> _THE TASK_: Return the listing below unchanged, copying every line character for character.

> _DATA SECTION_:
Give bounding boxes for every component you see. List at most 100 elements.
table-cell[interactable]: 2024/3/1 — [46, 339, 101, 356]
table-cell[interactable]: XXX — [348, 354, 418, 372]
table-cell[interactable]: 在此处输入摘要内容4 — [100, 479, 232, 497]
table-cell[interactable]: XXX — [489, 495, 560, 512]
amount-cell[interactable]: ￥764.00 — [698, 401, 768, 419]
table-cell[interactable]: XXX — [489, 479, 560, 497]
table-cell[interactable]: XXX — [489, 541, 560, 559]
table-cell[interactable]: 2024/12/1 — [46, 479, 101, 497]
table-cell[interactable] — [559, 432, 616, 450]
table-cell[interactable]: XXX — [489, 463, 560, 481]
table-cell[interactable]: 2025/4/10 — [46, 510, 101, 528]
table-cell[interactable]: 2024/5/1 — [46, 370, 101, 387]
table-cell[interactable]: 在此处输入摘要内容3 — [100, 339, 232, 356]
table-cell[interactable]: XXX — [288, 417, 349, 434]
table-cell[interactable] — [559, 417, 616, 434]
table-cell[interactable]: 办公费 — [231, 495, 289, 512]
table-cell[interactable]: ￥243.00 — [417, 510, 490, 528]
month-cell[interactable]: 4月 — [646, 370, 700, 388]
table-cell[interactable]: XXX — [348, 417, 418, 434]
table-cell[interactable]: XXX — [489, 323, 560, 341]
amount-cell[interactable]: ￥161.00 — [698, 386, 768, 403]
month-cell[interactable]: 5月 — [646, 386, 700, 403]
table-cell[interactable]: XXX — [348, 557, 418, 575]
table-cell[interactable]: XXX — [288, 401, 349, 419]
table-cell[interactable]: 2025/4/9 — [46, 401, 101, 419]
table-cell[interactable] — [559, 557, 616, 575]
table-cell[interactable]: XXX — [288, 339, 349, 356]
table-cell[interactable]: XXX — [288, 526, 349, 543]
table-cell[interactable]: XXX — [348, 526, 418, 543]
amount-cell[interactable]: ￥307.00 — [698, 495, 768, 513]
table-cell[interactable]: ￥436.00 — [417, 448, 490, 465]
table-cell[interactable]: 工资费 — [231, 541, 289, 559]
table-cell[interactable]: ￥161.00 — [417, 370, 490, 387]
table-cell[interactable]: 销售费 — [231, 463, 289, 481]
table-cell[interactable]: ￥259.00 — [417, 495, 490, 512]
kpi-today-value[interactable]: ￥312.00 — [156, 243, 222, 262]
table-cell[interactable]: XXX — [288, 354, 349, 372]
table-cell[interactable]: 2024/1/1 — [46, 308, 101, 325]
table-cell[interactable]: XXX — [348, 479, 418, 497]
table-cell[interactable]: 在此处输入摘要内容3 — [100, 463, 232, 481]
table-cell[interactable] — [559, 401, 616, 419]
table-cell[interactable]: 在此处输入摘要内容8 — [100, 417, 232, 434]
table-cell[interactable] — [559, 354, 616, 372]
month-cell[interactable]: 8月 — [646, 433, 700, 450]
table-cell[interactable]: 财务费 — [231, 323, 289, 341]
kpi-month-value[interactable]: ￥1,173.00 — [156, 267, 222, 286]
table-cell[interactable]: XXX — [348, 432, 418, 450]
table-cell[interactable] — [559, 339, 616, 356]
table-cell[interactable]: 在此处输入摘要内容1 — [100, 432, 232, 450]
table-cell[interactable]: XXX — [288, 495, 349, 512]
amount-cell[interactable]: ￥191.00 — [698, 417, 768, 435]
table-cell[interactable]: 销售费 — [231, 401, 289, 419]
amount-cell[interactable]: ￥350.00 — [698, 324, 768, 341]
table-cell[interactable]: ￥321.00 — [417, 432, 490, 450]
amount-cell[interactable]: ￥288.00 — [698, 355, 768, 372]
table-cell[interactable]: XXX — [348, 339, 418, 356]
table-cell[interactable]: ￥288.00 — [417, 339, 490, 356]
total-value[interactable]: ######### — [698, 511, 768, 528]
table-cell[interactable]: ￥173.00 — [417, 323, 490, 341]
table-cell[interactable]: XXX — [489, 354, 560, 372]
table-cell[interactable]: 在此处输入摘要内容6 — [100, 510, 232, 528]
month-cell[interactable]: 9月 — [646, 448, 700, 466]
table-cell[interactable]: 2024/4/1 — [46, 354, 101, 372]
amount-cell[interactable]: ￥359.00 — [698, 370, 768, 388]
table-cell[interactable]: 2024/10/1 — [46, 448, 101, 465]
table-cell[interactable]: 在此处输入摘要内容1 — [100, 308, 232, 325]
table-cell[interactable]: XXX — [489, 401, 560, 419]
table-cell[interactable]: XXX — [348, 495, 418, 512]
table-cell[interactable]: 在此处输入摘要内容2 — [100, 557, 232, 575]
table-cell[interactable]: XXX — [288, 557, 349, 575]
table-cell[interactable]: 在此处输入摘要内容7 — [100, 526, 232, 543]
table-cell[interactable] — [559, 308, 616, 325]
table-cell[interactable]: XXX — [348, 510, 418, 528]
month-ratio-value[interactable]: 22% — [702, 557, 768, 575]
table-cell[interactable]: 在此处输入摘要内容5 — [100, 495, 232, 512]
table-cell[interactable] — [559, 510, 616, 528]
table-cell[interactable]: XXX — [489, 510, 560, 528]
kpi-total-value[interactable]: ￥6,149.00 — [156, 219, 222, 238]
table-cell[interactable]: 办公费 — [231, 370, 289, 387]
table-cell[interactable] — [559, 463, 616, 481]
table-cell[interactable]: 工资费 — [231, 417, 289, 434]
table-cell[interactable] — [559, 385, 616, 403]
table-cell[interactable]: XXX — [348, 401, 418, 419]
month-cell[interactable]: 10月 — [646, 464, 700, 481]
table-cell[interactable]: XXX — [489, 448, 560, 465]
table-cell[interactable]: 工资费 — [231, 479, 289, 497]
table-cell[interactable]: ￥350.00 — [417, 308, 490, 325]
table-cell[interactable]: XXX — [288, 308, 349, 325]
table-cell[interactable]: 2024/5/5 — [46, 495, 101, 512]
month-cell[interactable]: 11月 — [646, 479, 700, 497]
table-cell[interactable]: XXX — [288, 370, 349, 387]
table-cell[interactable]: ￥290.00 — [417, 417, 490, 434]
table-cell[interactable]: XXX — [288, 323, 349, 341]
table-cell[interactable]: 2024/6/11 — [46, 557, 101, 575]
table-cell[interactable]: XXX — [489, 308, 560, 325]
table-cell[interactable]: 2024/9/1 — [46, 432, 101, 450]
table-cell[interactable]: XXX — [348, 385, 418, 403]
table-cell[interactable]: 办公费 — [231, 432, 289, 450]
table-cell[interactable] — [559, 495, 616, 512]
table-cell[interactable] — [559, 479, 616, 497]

> _THE RESULT_:
Give bounding boxes for every component you see. List at most 100 elements.
table-cell[interactable]: 2024/3/1 — [46, 339, 101, 356]
table-cell[interactable]: XXX — [348, 354, 418, 372]
table-cell[interactable]: 在此处输入摘要内容4 — [100, 479, 232, 497]
table-cell[interactable]: XXX — [489, 495, 560, 512]
amount-cell[interactable]: ￥764.00 — [698, 401, 768, 419]
table-cell[interactable]: XXX — [489, 479, 560, 497]
table-cell[interactable]: XXX — [489, 541, 560, 559]
table-cell[interactable]: 2024/12/1 — [46, 479, 101, 497]
table-cell[interactable] — [559, 432, 616, 450]
table-cell[interactable]: XXX — [489, 463, 560, 481]
table-cell[interactable]: 2025/4/10 — [46, 510, 101, 528]
table-cell[interactable]: 2024/5/1 — [46, 370, 101, 387]
table-cell[interactable]: 在此处输入摘要内容3 — [100, 339, 232, 356]
table-cell[interactable]: XXX — [288, 417, 349, 434]
table-cell[interactable] — [559, 417, 616, 434]
table-cell[interactable]: 办公费 — [231, 495, 289, 512]
table-cell[interactable]: ￥243.00 — [417, 510, 490, 528]
month-cell[interactable]: 4月 — [646, 370, 700, 388]
table-cell[interactable]: XXX — [348, 417, 418, 434]
table-cell[interactable]: XXX — [489, 323, 560, 341]
amount-cell[interactable]: ￥161.00 — [698, 386, 768, 403]
month-cell[interactable]: 5月 — [646, 386, 700, 403]
table-cell[interactable]: XXX — [348, 557, 418, 575]
table-cell[interactable]: XXX — [288, 401, 349, 419]
table-cell[interactable]: 2025/4/9 — [46, 401, 101, 419]
table-cell[interactable] — [559, 557, 616, 575]
table-cell[interactable]: XXX — [288, 339, 349, 356]
table-cell[interactable]: XXX — [288, 526, 349, 543]
table-cell[interactable]: XXX — [348, 526, 418, 543]
amount-cell[interactable]: ￥307.00 — [698, 495, 768, 513]
table-cell[interactable]: ￥436.00 — [417, 448, 490, 465]
table-cell[interactable]: 工资费 — [231, 541, 289, 559]
table-cell[interactable]: ￥161.00 — [417, 370, 490, 387]
table-cell[interactable]: 销售费 — [231, 463, 289, 481]
table-cell[interactable]: ￥259.00 — [417, 495, 490, 512]
kpi-today-value[interactable]: ￥312.00 — [156, 243, 222, 262]
table-cell[interactable]: XXX — [288, 354, 349, 372]
table-cell[interactable]: 2024/1/1 — [46, 308, 101, 325]
table-cell[interactable]: XXX — [348, 479, 418, 497]
table-cell[interactable]: 在此处输入摘要内容3 — [100, 463, 232, 481]
table-cell[interactable] — [559, 401, 616, 419]
table-cell[interactable]: 在此处输入摘要内容8 — [100, 417, 232, 434]
table-cell[interactable] — [559, 354, 616, 372]
month-cell[interactable]: 8月 — [646, 433, 700, 450]
table-cell[interactable]: 财务费 — [231, 323, 289, 341]
kpi-month-value[interactable]: ￥1,173.00 — [156, 267, 222, 286]
table-cell[interactable]: XXX — [348, 432, 418, 450]
table-cell[interactable] — [559, 339, 616, 356]
table-cell[interactable]: 在此处输入摘要内容1 — [100, 432, 232, 450]
table-cell[interactable]: XXX — [288, 495, 349, 512]
amount-cell[interactable]: ￥191.00 — [698, 417, 768, 435]
table-cell[interactable]: 销售费 — [231, 401, 289, 419]
amount-cell[interactable]: ￥350.00 — [698, 324, 768, 341]
table-cell[interactable]: ￥321.00 — [417, 432, 490, 450]
amount-cell[interactable]: ￥288.00 — [698, 355, 768, 372]
table-cell[interactable]: XXX — [348, 339, 418, 356]
table-cell[interactable]: ￥288.00 — [417, 339, 490, 356]
total-value[interactable]: ######### — [698, 511, 768, 528]
table-cell[interactable]: ￥173.00 — [417, 323, 490, 341]
table-cell[interactable]: XXX — [489, 354, 560, 372]
table-cell[interactable]: 在此处输入摘要内容6 — [100, 510, 232, 528]
month-cell[interactable]: 9月 — [646, 448, 700, 466]
table-cell[interactable]: 2024/4/1 — [46, 354, 101, 372]
amount-cell[interactable]: ￥359.00 — [698, 370, 768, 388]
table-cell[interactable]: 2024/10/1 — [46, 448, 101, 465]
table-cell[interactable]: 在此处输入摘要内容1 — [100, 308, 232, 325]
table-cell[interactable]: XXX — [489, 401, 560, 419]
table-cell[interactable]: XXX — [348, 495, 418, 512]
table-cell[interactable]: 在此处输入摘要内容2 — [100, 557, 232, 575]
table-cell[interactable]: XXX — [288, 557, 349, 575]
table-cell[interactable]: 在此处输入摘要内容7 — [100, 526, 232, 543]
table-cell[interactable] — [559, 308, 616, 325]
table-cell[interactable]: XXX — [348, 510, 418, 528]
month-ratio-value[interactable]: 22% — [702, 557, 768, 575]
table-cell[interactable]: 在此处输入摘要内容5 — [100, 495, 232, 512]
table-cell[interactable] — [559, 510, 616, 528]
table-cell[interactable]: XXX — [489, 510, 560, 528]
kpi-total-value[interactable]: ￥6,149.00 — [156, 219, 222, 238]
table-cell[interactable]: 办公费 — [231, 370, 289, 387]
table-cell[interactable] — [559, 463, 616, 481]
table-cell[interactable]: 工资费 — [231, 417, 289, 434]
table-cell[interactable] — [559, 385, 616, 403]
table-cell[interactable]: XXX — [348, 401, 418, 419]
month-cell[interactable]: 10月 — [646, 464, 700, 481]
table-cell[interactable]: XXX — [489, 448, 560, 465]
table-cell[interactable]: 工资费 — [231, 479, 289, 497]
table-cell[interactable]: ￥350.00 — [417, 308, 490, 325]
table-cell[interactable]: XXX — [288, 308, 349, 325]
table-cell[interactable]: 2024/5/5 — [46, 495, 101, 512]
month-cell[interactable]: 11月 — [646, 479, 700, 497]
table-cell[interactable]: XXX — [288, 370, 349, 387]
table-cell[interactable]: ￥290.00 — [417, 417, 490, 434]
table-cell[interactable]: XXX — [288, 323, 349, 341]
table-cell[interactable]: 2024/6/11 — [46, 557, 101, 575]
table-cell[interactable]: XXX — [489, 308, 560, 325]
table-cell[interactable]: 2024/9/1 — [46, 432, 101, 450]
table-cell[interactable]: XXX — [348, 385, 418, 403]
table-cell[interactable]: 办公费 — [231, 432, 289, 450]
table-cell[interactable] — [559, 495, 616, 512]
table-cell[interactable] — [559, 479, 616, 497]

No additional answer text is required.